(Collection entries)

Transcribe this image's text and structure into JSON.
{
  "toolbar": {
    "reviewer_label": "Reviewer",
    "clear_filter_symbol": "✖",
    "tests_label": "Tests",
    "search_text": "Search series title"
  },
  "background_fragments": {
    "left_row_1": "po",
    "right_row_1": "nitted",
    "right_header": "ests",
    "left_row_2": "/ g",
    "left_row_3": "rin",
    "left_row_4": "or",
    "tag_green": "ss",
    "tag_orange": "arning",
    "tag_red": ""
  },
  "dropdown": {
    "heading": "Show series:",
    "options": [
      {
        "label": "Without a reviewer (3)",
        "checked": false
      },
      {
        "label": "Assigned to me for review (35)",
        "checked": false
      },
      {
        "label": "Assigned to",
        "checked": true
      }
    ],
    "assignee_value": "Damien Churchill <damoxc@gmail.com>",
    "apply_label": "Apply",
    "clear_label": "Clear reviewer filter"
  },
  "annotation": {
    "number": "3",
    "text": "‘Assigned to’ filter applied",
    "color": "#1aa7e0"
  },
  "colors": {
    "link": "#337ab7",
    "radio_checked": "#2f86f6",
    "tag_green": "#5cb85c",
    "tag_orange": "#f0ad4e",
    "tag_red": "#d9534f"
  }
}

• [Task details] All of the entries must be written out exactly as they stand.

• [Solved problem]
Transcribe this image's text and structure into JSON.
{
  "toolbar": {
    "reviewer_label": "Reviewer",
    "clear_filter_symbol": "✖",
    "tests_label": "Tests",
    "search_text": "Search series title"
  },
  "background_fragments": {
    "left_row_1": "po",
    "right_row_1": "nitted",
    "right_header": "ests",
    "left_row_2": "/ g",
    "left_row_3": "rin",
    "left_row_4": "or",
    "tag_green": "ss",
    "tag_orange": "arning",
    "tag_red": ""
  },
  "dropdown": {
    "heading": "Show series:",
    "options": [
      {
        "label": "Without a reviewer (3)",
        "checked": false
      },
      {
        "label": "Assigned to me for review (35)",
        "checked": false
      },
      {
        "label": "Assigned to",
        "checked": true
      }
    ],
    "assignee_value": "Damien Churchill <damoxc@gmail.com>",
    "apply_label": "Apply",
    "clear_label": "Clear reviewer filter"
  },
  "annotation": {
    "number": "3",
    "text": "‘Assigned to’ filter applied",
    "color": "#1aa7e0"
  },
  "colors": {
    "link": "#337ab7",
    "radio_checked": "#2f86f6",
    "tag_green": "#5cb85c",
    "tag_orange": "#f0ad4e",
    "tag_red": "#d9534f"
  }
}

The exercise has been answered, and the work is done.